[RECORDS FOR THIS TASK]:

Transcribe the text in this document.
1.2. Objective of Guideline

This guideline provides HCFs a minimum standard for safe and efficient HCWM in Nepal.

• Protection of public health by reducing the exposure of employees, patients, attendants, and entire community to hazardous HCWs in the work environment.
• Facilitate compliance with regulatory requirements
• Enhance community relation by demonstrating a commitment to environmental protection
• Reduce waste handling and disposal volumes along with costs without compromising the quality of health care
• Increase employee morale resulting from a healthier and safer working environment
* * *
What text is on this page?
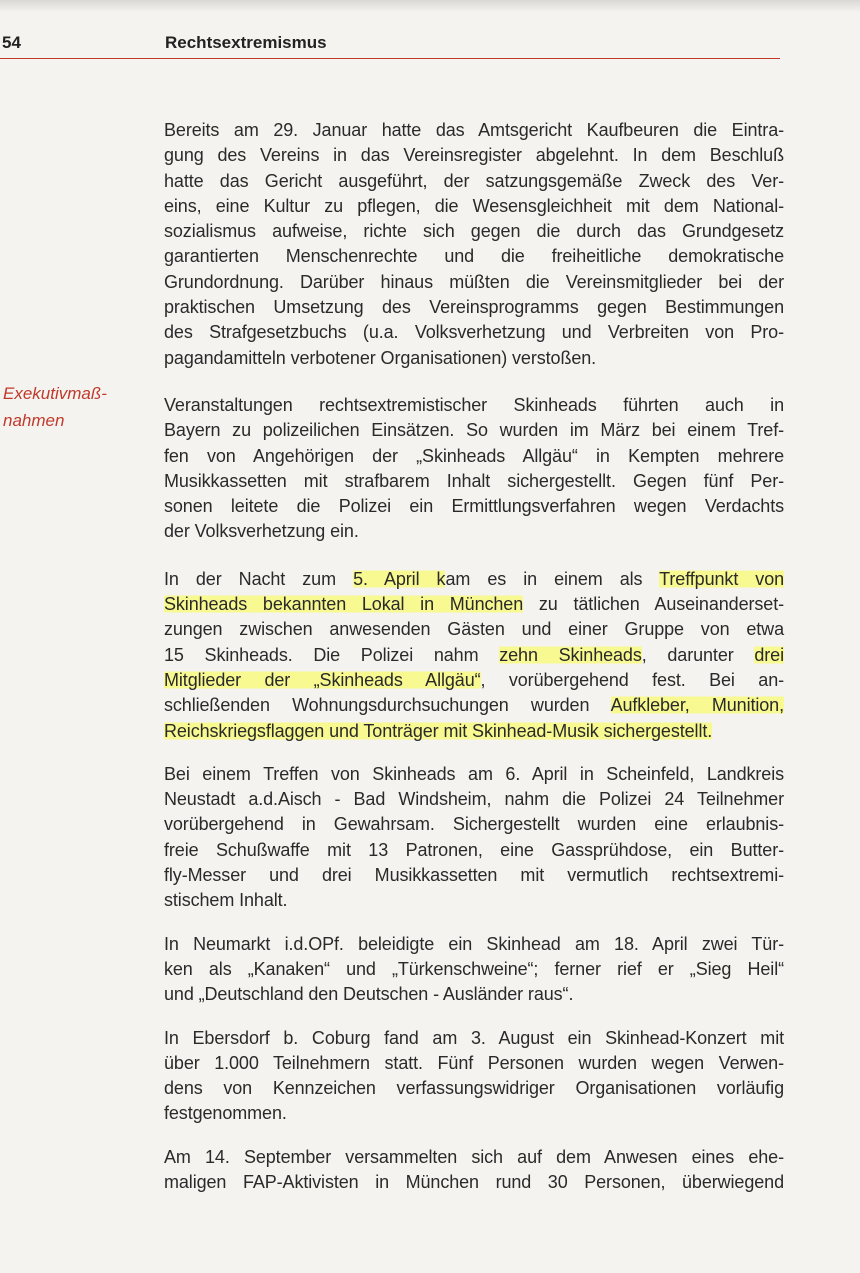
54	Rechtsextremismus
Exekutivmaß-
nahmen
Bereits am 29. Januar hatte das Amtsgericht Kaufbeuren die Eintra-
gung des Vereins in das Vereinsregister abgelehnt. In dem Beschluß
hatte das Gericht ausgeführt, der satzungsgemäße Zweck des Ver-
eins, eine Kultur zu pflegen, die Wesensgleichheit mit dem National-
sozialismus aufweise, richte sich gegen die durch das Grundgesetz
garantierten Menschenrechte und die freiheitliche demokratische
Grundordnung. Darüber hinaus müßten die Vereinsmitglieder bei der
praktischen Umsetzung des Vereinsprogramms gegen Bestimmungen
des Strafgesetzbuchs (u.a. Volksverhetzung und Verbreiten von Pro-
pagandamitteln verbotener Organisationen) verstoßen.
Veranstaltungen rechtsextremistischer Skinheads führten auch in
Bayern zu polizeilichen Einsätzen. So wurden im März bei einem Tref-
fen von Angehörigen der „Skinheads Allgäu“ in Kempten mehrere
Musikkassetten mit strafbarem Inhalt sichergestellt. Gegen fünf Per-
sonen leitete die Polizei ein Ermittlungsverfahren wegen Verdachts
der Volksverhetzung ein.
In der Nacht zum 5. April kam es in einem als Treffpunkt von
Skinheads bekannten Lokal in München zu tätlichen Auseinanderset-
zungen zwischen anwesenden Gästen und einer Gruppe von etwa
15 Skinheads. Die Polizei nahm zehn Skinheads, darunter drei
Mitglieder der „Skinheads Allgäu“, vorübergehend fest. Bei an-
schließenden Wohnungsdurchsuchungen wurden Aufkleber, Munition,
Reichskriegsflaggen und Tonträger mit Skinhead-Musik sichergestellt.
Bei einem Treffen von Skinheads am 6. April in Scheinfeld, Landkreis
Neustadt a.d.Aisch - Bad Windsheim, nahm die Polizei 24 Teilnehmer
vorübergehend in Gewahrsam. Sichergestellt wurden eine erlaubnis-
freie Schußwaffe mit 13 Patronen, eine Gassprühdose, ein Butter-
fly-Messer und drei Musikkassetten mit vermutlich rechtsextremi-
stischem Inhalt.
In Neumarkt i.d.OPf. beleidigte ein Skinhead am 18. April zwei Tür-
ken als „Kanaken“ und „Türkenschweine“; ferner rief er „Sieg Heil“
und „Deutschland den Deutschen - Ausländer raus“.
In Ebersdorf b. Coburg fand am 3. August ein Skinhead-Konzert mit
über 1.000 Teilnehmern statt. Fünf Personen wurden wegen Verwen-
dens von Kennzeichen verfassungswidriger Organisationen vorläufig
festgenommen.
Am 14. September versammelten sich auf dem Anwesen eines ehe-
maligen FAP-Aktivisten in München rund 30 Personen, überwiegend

[WHAT YOU HAVE TO DO]:
Go through the entries above and report every line in which the word "wurden" appears.

[RESULT FOR THIS TASK]:
Bayern zu polizeilichen Einsätzen. So wurden im März bei einem Tref-
schließenden Wohnungsdurchsuchungen wurden Aufkleber, Munition,
vorübergehend in Gewahrsam. Sichergestellt wurden eine erlaubnis-
über 1.000 Teilnehmern statt. Fünf Personen wurden wegen Verwen-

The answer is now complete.